• _PROBLEM DETAILS_
Each record below should appear again exactly as written.
::::
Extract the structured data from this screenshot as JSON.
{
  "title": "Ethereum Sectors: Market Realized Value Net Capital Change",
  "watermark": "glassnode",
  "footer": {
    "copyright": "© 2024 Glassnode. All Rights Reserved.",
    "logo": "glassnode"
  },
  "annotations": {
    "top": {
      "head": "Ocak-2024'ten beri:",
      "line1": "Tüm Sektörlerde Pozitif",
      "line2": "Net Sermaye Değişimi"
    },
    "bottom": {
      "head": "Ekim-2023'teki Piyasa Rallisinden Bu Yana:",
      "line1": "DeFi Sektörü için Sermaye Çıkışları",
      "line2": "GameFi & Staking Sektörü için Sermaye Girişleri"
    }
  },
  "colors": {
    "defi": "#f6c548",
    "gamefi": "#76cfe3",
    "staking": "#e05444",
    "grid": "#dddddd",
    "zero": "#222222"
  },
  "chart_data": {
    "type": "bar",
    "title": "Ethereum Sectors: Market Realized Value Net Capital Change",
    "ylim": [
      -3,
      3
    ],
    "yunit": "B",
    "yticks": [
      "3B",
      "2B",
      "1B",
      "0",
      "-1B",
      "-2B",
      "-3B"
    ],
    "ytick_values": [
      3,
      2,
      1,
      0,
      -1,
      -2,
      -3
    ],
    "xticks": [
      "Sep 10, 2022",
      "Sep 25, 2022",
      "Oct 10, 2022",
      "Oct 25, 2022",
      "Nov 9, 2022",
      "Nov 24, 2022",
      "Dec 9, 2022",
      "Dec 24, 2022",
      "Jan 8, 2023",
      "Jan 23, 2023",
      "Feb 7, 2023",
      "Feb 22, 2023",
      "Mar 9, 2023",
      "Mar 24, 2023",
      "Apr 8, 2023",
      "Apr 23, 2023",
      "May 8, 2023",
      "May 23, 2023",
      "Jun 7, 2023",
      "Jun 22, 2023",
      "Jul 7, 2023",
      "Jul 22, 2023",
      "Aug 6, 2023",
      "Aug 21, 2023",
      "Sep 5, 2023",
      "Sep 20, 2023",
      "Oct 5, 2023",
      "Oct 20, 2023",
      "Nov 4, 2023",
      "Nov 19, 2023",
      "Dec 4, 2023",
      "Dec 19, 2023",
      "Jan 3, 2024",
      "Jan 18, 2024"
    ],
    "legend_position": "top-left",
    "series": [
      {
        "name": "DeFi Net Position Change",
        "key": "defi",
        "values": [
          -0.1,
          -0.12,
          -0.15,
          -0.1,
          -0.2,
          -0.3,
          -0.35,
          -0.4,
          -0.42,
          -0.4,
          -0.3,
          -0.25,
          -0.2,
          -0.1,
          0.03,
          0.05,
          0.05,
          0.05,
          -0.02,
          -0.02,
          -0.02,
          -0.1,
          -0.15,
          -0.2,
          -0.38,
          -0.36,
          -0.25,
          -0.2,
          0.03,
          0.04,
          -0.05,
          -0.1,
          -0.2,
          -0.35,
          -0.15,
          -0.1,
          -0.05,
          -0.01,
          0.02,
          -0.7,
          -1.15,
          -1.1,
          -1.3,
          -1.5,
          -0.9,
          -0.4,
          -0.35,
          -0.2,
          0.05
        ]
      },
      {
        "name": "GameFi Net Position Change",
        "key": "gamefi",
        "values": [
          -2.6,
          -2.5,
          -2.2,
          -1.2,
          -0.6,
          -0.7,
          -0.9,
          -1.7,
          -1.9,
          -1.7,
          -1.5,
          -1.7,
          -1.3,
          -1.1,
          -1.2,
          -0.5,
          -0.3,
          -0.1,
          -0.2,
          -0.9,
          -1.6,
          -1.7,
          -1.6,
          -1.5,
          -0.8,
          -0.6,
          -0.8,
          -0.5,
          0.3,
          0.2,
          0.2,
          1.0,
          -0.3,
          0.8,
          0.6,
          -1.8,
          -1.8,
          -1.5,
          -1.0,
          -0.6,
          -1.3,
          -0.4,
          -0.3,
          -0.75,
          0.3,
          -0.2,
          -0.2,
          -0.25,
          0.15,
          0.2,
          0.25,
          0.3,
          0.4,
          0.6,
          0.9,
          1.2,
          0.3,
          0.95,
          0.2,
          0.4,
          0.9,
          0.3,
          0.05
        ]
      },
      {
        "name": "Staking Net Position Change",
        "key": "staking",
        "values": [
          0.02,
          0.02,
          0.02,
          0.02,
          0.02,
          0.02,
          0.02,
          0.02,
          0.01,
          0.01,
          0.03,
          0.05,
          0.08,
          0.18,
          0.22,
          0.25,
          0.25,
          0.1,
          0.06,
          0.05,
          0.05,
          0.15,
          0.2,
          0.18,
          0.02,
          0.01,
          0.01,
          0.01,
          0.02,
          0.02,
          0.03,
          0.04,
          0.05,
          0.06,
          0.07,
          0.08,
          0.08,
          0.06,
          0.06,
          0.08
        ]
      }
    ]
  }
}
::::
• _RESPONSE TO THE TASK_
Extract the structured data from this screenshot as JSON.
{
  "title": "Ethereum Sectors: Market Realized Value Net Capital Change",
  "watermark": "glassnode",
  "footer": {
    "copyright": "© 2024 Glassnode. All Rights Reserved.",
    "logo": "glassnode"
  },
  "annotations": {
    "top": {
      "head": "Ocak-2024'ten beri:",
      "line1": "Tüm Sektörlerde Pozitif",
      "line2": "Net Sermaye Değişimi"
    },
    "bottom": {
      "head": "Ekim-2023'teki Piyasa Rallisinden Bu Yana:",
      "line1": "DeFi Sektörü için Sermaye Çıkışları",
      "line2": "GameFi & Staking Sektörü için Sermaye Girişleri"
    }
  },
  "colors": {
    "defi": "#f6c548",
    "gamefi": "#76cfe3",
    "staking": "#e05444",
    "grid": "#dddddd",
    "zero": "#222222"
  },
  "chart_data": {
    "type": "bar",
    "title": "Ethereum Sectors: Market Realized Value Net Capital Change",
    "ylim": [
      -3,
      3
    ],
    "yunit": "B",
    "yticks": [
      "3B",
      "2B",
      "1B",
      "0",
      "-1B",
      "-2B",
      "-3B"
    ],
    "ytick_values": [
      3,
      2,
      1,
      0,
      -1,
      -2,
      -3
    ],
    "xticks": [
      "Sep 10, 2022",
      "Sep 25, 2022",
      "Oct 10, 2022",
      "Oct 25, 2022",
      "Nov 9, 2022",
      "Nov 24, 2022",
      "Dec 9, 2022",
      "Dec 24, 2022",
      "Jan 8, 2023",
      "Jan 23, 2023",
      "Feb 7, 2023",
      "Feb 22, 2023",
      "Mar 9, 2023",
      "Mar 24, 2023",
      "Apr 8, 2023",
      "Apr 23, 2023",
      "May 8, 2023",
      "May 23, 2023",
      "Jun 7, 2023",
      "Jun 22, 2023",
      "Jul 7, 2023",
      "Jul 22, 2023",
      "Aug 6, 2023",
      "Aug 21, 2023",
      "Sep 5, 2023",
      "Sep 20, 2023",
      "Oct 5, 2023",
      "Oct 20, 2023",
      "Nov 4, 2023",
      "Nov 19, 2023",
      "Dec 4, 2023",
      "Dec 19, 2023",
      "Jan 3, 2024",
      "Jan 18, 2024"
    ],
    "legend_position": "top-left",
    "series": [
      {
        "name": "DeFi Net Position Change",
        "key": "defi",
        "values": [
          -0.1,
          -0.12,
          -0.15,
          -0.1,
          -0.2,
          -0.3,
          -0.35,
          -0.4,
          -0.42,
          -0.4,
          -0.3,
          -0.25,
          -0.2,
          -0.1,
          0.03,
          0.05,
          0.05,
          0.05,
          -0.02,
          -0.02,
          -0.02,
          -0.1,
          -0.15,
          -0.2,
          -0.38,
          -0.36,
          -0.25,
          -0.2,
          0.03,
          0.04,
          -0.05,
          -0.1,
          -0.2,
          -0.35,
          -0.15,
          -0.1,
          -0.05,
          -0.01,
          0.02,
          -0.7,
          -1.15,
          -1.1,
          -1.3,
          -1.5,
          -0.9,
          -0.4,
          -0.35,
          -0.2,
          0.05
        ]
      },
      {
        "name": "GameFi Net Position Change",
        "key": "gamefi",
        "values": [
          -2.6,
          -2.5,
          -2.2,
          -1.2,
          -0.6,
          -0.7,
          -0.9,
          -1.7,
          -1.9,
          -1.7,
          -1.5,
          -1.7,
          -1.3,
          -1.1,
          -1.2,
          -0.5,
          -0.3,
          -0.1,
          -0.2,
          -0.9,
          -1.6,
          -1.7,
          -1.6,
          -1.5,
          -0.8,
          -0.6,
          -0.8,
          -0.5,
          0.3,
          0.2,
          0.2,
          1.0,
          -0.3,
          0.8,
          0.6,
          -1.8,
          -1.8,
          -1.5,
          -1.0,
          -0.6,
          -1.3,
          -0.4,
          -0.3,
          -0.75,
          0.3,
          -0.2,
          -0.2,
          -0.25,
          0.15,
          0.2,
          0.25,
          0.3,
          0.4,
          0.6,
          0.9,
          1.2,
          0.3,
          0.95,
          0.2,
          0.4,
          0.9,
          0.3,
          0.05
        ]
      },
      {
        "name": "Staking Net Position Change",
        "key": "staking",
        "values": [
          0.02,
          0.02,
          0.02,
          0.02,
          0.02,
          0.02,
          0.02,
          0.02,
          0.01,
          0.01,
          0.03,
          0.05,
          0.08,
          0.18,
          0.22,
          0.25,
          0.25,
          0.1,
          0.06,
          0.05,
          0.05,
          0.15,
          0.2,
          0.18,
          0.02,
          0.01,
          0.01,
          0.01,
          0.02,
          0.02,
          0.03,
          0.04,
          0.05,
          0.06,
          0.07,
          0.08,
          0.08,
          0.06,
          0.06,
          0.08
        ]
      }
    ]
  }
}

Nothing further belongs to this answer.